**WHAT TO DO:** All of the material below is to be repeated exactly.

───

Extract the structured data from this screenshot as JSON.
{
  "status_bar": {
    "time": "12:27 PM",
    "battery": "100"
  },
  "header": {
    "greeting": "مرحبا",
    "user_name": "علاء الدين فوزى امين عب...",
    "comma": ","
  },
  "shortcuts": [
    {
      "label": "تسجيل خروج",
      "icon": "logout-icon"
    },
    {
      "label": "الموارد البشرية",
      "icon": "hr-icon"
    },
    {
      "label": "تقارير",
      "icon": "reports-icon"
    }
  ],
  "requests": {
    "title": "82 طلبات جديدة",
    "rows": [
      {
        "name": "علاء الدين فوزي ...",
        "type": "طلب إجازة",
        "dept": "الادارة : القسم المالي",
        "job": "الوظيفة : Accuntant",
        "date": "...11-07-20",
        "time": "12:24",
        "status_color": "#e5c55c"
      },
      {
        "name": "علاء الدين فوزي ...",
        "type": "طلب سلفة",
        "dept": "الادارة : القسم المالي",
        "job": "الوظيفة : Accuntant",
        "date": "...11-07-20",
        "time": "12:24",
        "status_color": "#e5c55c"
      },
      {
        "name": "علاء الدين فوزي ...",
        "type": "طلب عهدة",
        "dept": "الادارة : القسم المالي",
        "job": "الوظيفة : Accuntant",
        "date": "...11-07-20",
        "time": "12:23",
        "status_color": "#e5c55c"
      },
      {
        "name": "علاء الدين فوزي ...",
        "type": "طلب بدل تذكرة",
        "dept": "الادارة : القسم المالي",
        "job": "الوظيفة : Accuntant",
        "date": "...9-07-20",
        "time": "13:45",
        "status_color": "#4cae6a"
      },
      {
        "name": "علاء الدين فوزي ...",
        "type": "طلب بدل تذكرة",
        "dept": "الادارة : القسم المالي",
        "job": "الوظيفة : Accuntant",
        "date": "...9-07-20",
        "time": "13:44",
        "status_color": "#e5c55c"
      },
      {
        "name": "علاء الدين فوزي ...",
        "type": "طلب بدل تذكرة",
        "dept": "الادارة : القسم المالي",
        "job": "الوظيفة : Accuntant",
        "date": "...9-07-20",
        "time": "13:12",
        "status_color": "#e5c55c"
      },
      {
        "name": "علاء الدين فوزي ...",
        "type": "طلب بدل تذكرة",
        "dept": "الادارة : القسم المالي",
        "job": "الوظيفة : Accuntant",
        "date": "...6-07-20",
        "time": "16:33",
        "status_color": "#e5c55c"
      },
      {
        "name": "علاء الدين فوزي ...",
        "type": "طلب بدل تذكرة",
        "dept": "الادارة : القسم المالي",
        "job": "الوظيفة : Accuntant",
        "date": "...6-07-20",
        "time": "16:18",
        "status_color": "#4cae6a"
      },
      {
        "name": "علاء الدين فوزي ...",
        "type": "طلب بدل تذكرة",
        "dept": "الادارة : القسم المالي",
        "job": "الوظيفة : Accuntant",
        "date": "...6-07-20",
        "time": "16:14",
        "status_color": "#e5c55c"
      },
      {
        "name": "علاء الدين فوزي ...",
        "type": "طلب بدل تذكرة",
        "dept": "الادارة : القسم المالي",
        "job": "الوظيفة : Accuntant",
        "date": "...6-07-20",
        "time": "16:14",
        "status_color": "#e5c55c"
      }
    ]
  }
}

───

**OUTPUT FOR THIS EXERCISE:**
Extract the structured data from this screenshot as JSON.
{
  "status_bar": {
    "time": "12:27 PM",
    "battery": "100"
  },
  "header": {
    "greeting": "مرحبا",
    "user_name": "علاء الدين فوزى امين عب...",
    "comma": ","
  },
  "shortcuts": [
    {
      "label": "تسجيل خروج",
      "icon": "logout-icon"
    },
    {
      "label": "الموارد البشرية",
      "icon": "hr-icon"
    },
    {
      "label": "تقارير",
      "icon": "reports-icon"
    }
  ],
  "requests": {
    "title": "82 طلبات جديدة",
    "rows": [
      {
        "name": "علاء الدين فوزي ...",
        "type": "طلب إجازة",
        "dept": "الادارة : القسم المالي",
        "job": "الوظيفة : Accuntant",
        "date": "...11-07-20",
        "time": "12:24",
        "status_color": "#e5c55c"
      },
      {
        "name": "علاء الدين فوزي ...",
        "type": "طلب سلفة",
        "dept": "الادارة : القسم المالي",
        "job": "الوظيفة : Accuntant",
        "date": "...11-07-20",
        "time": "12:24",
        "status_color": "#e5c55c"
      },
      {
        "name": "علاء الدين فوزي ...",
        "type": "طلب عهدة",
        "dept": "الادارة : القسم المالي",
        "job": "الوظيفة : Accuntant",
        "date": "...11-07-20",
        "time": "12:23",
        "status_color": "#e5c55c"
      },
      {
        "name": "علاء الدين فوزي ...",
        "type": "طلب بدل تذكرة",
        "dept": "الادارة : القسم المالي",
        "job": "الوظيفة : Accuntant",
        "date": "...9-07-20",
        "time": "13:45",
        "status_color": "#4cae6a"
      },
      {
        "name": "علاء الدين فوزي ...",
        "type": "طلب بدل تذكرة",
        "dept": "الادارة : القسم المالي",
        "job": "الوظيفة : Accuntant",
        "date": "...9-07-20",
        "time": "13:44",
        "status_color": "#e5c55c"
      },
      {
        "name": "علاء الدين فوزي ...",
        "type": "طلب بدل تذكرة",
        "dept": "الادارة : القسم المالي",
        "job": "الوظيفة : Accuntant",
        "date": "...9-07-20",
        "time": "13:12",
        "status_color": "#e5c55c"
      },
      {
        "name": "علاء الدين فوزي ...",
        "type": "طلب بدل تذكرة",
        "dept": "الادارة : القسم المالي",
        "job": "الوظيفة : Accuntant",
        "date": "...6-07-20",
        "time": "16:33",
        "status_color": "#e5c55c"
      },
      {
        "name": "علاء الدين فوزي ...",
        "type": "طلب بدل تذكرة",
        "dept": "الادارة : القسم المالي",
        "job": "الوظيفة : Accuntant",
        "date": "...6-07-20",
        "time": "16:18",
        "status_color": "#4cae6a"
      },
      {
        "name": "علاء الدين فوزي ...",
        "type": "طلب بدل تذكرة",
        "dept": "الادارة : القسم المالي",
        "job": "الوظيفة : Accuntant",
        "date": "...6-07-20",
        "time": "16:14",
        "status_color": "#e5c55c"
      },
      {
        "name": "علاء الدين فوزي ...",
        "type": "طلب بدل تذكرة",
        "dept": "الادارة : القسم المالي",
        "job": "الوظيفة : Accuntant",
        "date": "...6-07-20",
        "time": "16:14",
        "status_color": "#e5c55c"
      }
    ]
  }
}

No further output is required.